Goal:
Transcribe all the entries word for word, omitting any pictures they contain.

Dataset extract:
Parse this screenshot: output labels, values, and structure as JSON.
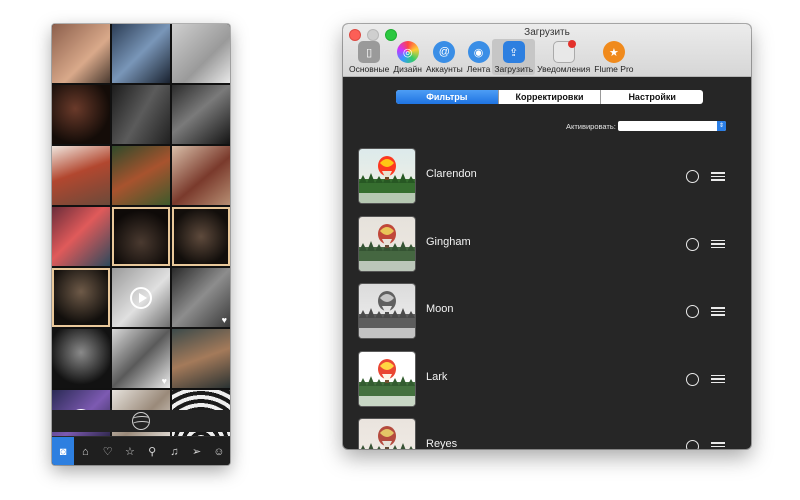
{
  "left_app": {
    "tabs": [
      {
        "icon": "camera-icon",
        "glyph": "◙",
        "active": true
      },
      {
        "icon": "home-icon",
        "glyph": "⌂",
        "active": false
      },
      {
        "icon": "heart-icon",
        "glyph": "♡",
        "active": false
      },
      {
        "icon": "star-icon",
        "glyph": "☆",
        "active": false
      },
      {
        "icon": "search-icon",
        "glyph": "⚲",
        "active": false
      },
      {
        "icon": "bell-icon",
        "glyph": "♫",
        "active": false
      },
      {
        "icon": "send-icon",
        "glyph": "➢",
        "active": false
      },
      {
        "icon": "profile-icon",
        "glyph": "☺",
        "active": false
      }
    ]
  },
  "window": {
    "title": "Загрузить",
    "toolbar": [
      {
        "label": "Основные",
        "icon": "phone-icon",
        "color": "#9a9a9a"
      },
      {
        "label": "Дизайн",
        "icon": "color-wheel-icon",
        "color": "#e0508a"
      },
      {
        "label": "Аккаунты",
        "icon": "at-icon",
        "color": "#3a8ee6"
      },
      {
        "label": "Лента",
        "icon": "broadcast-icon",
        "color": "#3a8ee6"
      },
      {
        "label": "Загрузить",
        "icon": "upload-icon",
        "color": "#2d7fe0"
      },
      {
        "label": "Уведомления",
        "icon": "notification-icon",
        "color": "#e8e8e8"
      },
      {
        "label": "Flume Pro",
        "icon": "pro-star-icon",
        "color": "#f08a1c"
      }
    ],
    "segments": [
      "Фильтры",
      "Корректировки",
      "Настройки"
    ],
    "active_segment": "Фильтры",
    "activate_label": "Активировать:",
    "activate_value": "",
    "filters": [
      {
        "name": "Clarendon",
        "tone": "vivid"
      },
      {
        "name": "Gingham",
        "tone": "faded"
      },
      {
        "name": "Moon",
        "tone": "mono"
      },
      {
        "name": "Lark",
        "tone": "bright"
      },
      {
        "name": "Reyes",
        "tone": "soft"
      }
    ]
  }
}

Solution to this problem:
Parse this screenshot: output labels, values, and structure as JSON.
{
  "left_app": {
    "tabs": [
      {
        "icon": "camera-icon",
        "glyph": "◙",
        "active": true
      },
      {
        "icon": "home-icon",
        "glyph": "⌂",
        "active": false
      },
      {
        "icon": "heart-icon",
        "glyph": "♡",
        "active": false
      },
      {
        "icon": "star-icon",
        "glyph": "☆",
        "active": false
      },
      {
        "icon": "search-icon",
        "glyph": "⚲",
        "active": false
      },
      {
        "icon": "bell-icon",
        "glyph": "♫",
        "active": false
      },
      {
        "icon": "send-icon",
        "glyph": "➢",
        "active": false
      },
      {
        "icon": "profile-icon",
        "glyph": "☺",
        "active": false
      }
    ]
  },
  "window": {
    "title": "Загрузить",
    "toolbar": [
      {
        "label": "Основные",
        "icon": "phone-icon",
        "color": "#9a9a9a"
      },
      {
        "label": "Дизайн",
        "icon": "color-wheel-icon",
        "color": "#e0508a"
      },
      {
        "label": "Аккаунты",
        "icon": "at-icon",
        "color": "#3a8ee6"
      },
      {
        "label": "Лента",
        "icon": "broadcast-icon",
        "color": "#3a8ee6"
      },
      {
        "label": "Загрузить",
        "icon": "upload-icon",
        "color": "#2d7fe0"
      },
      {
        "label": "Уведомления",
        "icon": "notification-icon",
        "color": "#e8e8e8"
      },
      {
        "label": "Flume Pro",
        "icon": "pro-star-icon",
        "color": "#f08a1c"
      }
    ],
    "segments": [
      "Фильтры",
      "Корректировки",
      "Настройки"
    ],
    "active_segment": "Фильтры",
    "activate_label": "Активировать:",
    "activate_value": "",
    "filters": [
      {
        "name": "Clarendon",
        "tone": "vivid"
      },
      {
        "name": "Gingham",
        "tone": "faded"
      },
      {
        "name": "Moon",
        "tone": "mono"
      },
      {
        "name": "Lark",
        "tone": "bright"
      },
      {
        "name": "Reyes",
        "tone": "soft"
      }
    ]
  }
}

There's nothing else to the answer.